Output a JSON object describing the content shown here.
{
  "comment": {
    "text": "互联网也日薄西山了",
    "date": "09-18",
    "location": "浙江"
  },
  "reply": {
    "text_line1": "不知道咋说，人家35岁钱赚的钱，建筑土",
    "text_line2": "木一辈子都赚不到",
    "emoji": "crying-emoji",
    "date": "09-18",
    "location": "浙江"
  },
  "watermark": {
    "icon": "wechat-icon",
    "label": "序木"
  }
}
------
**What is asked**
Faithfully reproduce all of the records, character for character.

**Completed task**
Output a JSON object describing the content shown here.
{
  "comment": {
    "text": "互联网也日薄西山了",
    "date": "09-18",
    "location": "浙江"
  },
  "reply": {
    "text_line1": "不知道咋说，人家35岁钱赚的钱，建筑土",
    "text_line2": "木一辈子都赚不到",
    "emoji": "crying-emoji",
    "date": "09-18",
    "location": "浙江"
  },
  "watermark": {
    "icon": "wechat-icon",
    "label": "序木"
  }
}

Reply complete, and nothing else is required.